[start]
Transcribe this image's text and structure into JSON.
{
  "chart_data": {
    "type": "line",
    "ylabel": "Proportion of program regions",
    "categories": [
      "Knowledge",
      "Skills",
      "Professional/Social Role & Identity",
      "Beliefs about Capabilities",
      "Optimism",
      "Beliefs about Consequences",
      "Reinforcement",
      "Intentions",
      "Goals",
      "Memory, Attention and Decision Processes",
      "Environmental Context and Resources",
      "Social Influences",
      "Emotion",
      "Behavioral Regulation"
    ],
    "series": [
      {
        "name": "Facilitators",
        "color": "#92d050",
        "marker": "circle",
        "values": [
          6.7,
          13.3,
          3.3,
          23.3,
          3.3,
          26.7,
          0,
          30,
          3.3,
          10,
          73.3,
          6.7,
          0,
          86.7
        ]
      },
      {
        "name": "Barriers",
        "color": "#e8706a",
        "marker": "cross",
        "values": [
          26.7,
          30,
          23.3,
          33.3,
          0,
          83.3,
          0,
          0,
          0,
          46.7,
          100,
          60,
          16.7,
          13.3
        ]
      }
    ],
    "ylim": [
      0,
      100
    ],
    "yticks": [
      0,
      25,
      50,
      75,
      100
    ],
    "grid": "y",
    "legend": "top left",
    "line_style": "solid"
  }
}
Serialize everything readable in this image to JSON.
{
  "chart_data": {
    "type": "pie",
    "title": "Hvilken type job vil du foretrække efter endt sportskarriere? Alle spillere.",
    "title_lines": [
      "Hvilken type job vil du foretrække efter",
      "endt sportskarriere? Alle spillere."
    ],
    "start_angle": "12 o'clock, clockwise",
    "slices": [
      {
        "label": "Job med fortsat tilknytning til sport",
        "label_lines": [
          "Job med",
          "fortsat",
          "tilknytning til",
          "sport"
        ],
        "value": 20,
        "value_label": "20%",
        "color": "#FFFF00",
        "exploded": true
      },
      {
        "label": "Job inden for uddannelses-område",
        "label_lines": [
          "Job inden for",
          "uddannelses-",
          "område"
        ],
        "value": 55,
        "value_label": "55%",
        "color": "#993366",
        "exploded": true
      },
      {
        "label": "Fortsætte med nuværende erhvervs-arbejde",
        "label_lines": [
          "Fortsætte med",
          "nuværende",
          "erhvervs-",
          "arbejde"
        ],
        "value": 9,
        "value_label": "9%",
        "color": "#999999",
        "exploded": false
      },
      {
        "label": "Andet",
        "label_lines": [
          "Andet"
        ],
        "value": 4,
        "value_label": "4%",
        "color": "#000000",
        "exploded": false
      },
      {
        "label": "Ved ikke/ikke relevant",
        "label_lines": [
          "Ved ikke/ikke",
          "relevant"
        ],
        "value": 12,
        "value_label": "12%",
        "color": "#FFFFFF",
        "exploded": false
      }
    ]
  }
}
[end]
_INSTRUCTIONS FOR THE TASK_: Copy exactly the lines above, from the one containing "Serialize everything readable" through the very last line.

_EXERCISE OUTPUT_:
Serialize everything readable in this image to JSON.
{
  "chart_data": {
    "type": "pie",
    "title": "Hvilken type job vil du foretrække efter endt sportskarriere? Alle spillere.",
    "title_lines": [
      "Hvilken type job vil du foretrække efter",
      "endt sportskarriere? Alle spillere."
    ],
    "start_angle": "12 o'clock, clockwise",
    "slices": [
      {
        "label": "Job med fortsat tilknytning til sport",
        "label_lines": [
          "Job med",
          "fortsat",
          "tilknytning til",
          "sport"
        ],
        "value": 20,
        "value_label": "20%",
        "color": "#FFFF00",
        "exploded": true
      },
      {
        "label": "Job inden for uddannelses-område",
        "label_lines": [
          "Job inden for",
          "uddannelses-",
          "område"
        ],
        "value": 55,
        "value_label": "55%",
        "color": "#993366",
        "exploded": true
      },
      {
        "label": "Fortsætte med nuværende erhvervs-arbejde",
        "label_lines": [
          "Fortsætte med",
          "nuværende",
          "erhvervs-",
          "arbejde"
        ],
        "value": 9,
        "value_label": "9%",
        "color": "#999999",
        "exploded": false
      },
      {
        "label": "Andet",
        "label_lines": [
          "Andet"
        ],
        "value": 4,
        "value_label": "4%",
        "color": "#000000",
        "exploded": false
      },
      {
        "label": "Ved ikke/ikke relevant",
        "label_lines": [
          "Ved ikke/ikke",
          "relevant"
        ],
        "value": 12,
        "value_label": "12%",
        "color": "#FFFFFF",
        "exploded": false
      }
    ]
  }
}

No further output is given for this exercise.